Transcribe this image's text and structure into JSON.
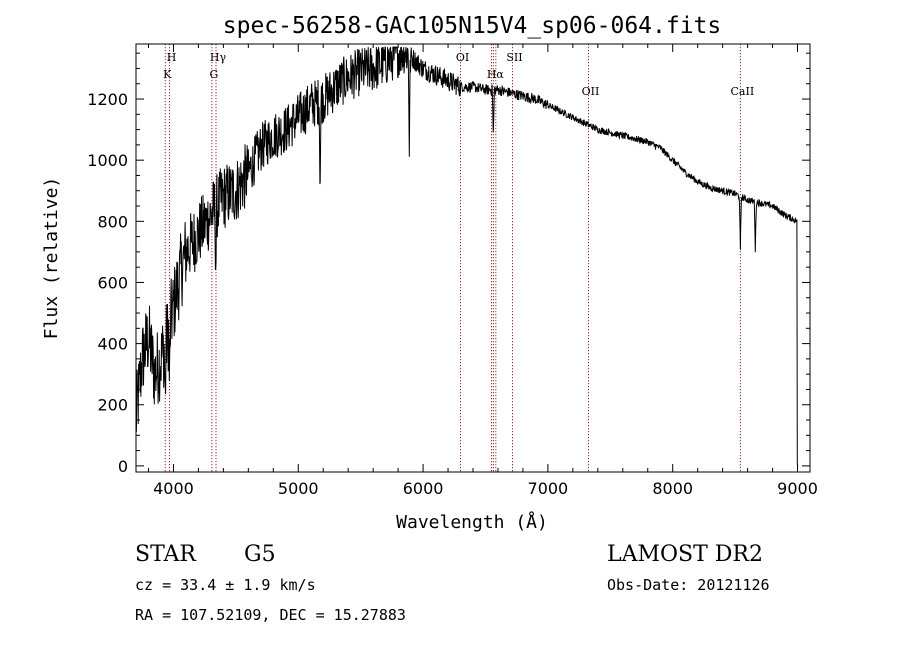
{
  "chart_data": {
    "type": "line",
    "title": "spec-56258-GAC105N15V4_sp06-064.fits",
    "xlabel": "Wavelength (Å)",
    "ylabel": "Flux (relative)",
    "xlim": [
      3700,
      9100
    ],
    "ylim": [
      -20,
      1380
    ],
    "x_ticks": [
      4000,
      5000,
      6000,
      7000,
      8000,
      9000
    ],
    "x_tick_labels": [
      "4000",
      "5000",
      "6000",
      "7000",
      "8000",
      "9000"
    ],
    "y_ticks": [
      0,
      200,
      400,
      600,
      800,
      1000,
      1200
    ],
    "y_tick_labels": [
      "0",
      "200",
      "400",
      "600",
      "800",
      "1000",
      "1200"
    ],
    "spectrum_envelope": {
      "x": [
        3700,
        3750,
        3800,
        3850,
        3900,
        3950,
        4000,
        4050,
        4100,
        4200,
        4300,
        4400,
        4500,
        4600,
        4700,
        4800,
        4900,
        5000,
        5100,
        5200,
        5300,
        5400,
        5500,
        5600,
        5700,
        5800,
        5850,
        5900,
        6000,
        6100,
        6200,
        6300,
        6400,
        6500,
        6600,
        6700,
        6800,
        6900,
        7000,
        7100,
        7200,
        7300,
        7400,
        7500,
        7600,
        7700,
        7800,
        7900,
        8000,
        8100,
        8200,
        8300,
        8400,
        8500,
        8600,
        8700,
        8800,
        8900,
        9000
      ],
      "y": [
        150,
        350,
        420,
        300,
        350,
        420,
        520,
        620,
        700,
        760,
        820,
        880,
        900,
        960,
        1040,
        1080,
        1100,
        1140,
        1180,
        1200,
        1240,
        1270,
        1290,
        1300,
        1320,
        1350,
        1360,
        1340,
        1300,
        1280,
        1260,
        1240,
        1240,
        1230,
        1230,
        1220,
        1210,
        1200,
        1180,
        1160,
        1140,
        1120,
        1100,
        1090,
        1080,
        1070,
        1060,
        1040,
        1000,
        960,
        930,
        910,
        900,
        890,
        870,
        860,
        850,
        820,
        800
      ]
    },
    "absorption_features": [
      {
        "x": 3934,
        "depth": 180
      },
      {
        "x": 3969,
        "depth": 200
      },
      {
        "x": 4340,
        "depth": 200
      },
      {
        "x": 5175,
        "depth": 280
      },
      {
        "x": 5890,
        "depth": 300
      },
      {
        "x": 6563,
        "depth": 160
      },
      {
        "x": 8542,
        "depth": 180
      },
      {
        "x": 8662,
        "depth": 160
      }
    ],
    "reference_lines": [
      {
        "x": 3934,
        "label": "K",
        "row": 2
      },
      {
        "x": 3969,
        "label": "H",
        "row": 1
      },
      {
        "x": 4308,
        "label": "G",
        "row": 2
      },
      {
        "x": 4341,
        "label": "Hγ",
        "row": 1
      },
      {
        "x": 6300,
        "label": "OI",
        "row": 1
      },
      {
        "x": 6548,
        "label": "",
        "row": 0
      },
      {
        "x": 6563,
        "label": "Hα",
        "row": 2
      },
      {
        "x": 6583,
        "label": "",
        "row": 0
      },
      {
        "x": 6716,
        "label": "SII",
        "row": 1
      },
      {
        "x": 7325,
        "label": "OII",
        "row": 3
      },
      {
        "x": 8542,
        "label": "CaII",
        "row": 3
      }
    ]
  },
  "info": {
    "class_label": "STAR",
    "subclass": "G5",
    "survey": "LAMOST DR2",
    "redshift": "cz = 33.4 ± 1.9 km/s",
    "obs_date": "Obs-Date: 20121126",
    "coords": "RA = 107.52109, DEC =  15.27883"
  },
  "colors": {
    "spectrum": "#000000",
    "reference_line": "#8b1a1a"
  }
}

────

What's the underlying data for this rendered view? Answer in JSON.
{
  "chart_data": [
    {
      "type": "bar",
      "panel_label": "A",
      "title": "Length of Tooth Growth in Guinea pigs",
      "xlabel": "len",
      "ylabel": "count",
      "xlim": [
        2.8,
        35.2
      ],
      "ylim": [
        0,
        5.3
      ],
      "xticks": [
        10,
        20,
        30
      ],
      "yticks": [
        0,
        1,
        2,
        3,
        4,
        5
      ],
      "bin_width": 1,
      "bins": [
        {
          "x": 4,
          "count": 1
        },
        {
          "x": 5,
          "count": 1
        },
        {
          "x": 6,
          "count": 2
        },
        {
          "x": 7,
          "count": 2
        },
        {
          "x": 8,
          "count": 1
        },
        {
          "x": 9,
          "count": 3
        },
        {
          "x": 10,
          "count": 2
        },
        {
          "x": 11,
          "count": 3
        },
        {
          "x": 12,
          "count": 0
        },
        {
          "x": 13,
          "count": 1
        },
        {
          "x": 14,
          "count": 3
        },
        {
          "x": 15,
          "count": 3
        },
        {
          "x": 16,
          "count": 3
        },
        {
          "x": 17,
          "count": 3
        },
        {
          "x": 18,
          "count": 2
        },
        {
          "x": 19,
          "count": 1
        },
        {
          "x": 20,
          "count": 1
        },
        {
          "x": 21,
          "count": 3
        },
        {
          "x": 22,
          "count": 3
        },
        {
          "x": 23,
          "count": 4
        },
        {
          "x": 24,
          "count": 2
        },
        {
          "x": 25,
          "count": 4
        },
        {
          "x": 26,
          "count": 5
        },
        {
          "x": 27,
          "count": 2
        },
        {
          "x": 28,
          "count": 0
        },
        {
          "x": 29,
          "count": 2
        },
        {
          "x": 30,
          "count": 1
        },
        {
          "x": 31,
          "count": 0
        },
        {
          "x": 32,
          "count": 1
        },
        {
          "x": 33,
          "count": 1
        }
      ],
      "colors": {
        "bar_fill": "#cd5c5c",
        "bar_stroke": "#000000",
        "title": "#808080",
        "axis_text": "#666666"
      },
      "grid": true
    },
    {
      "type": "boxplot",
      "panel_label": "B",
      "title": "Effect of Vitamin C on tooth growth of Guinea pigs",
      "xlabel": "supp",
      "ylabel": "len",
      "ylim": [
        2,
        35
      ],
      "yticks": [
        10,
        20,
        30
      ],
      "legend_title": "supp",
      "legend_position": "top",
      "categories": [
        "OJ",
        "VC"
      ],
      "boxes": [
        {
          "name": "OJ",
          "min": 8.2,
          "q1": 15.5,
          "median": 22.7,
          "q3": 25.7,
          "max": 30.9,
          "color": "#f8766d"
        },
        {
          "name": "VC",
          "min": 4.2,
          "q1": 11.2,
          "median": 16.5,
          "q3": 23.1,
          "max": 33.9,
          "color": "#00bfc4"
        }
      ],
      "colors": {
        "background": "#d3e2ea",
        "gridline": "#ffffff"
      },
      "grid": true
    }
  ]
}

────

Look through the entries and return every line where "ylabel" appears.

**RESPONSE:**
    "ylabel": "Flux (relative)",
      "ylabel": "count",
      "ylabel": "len",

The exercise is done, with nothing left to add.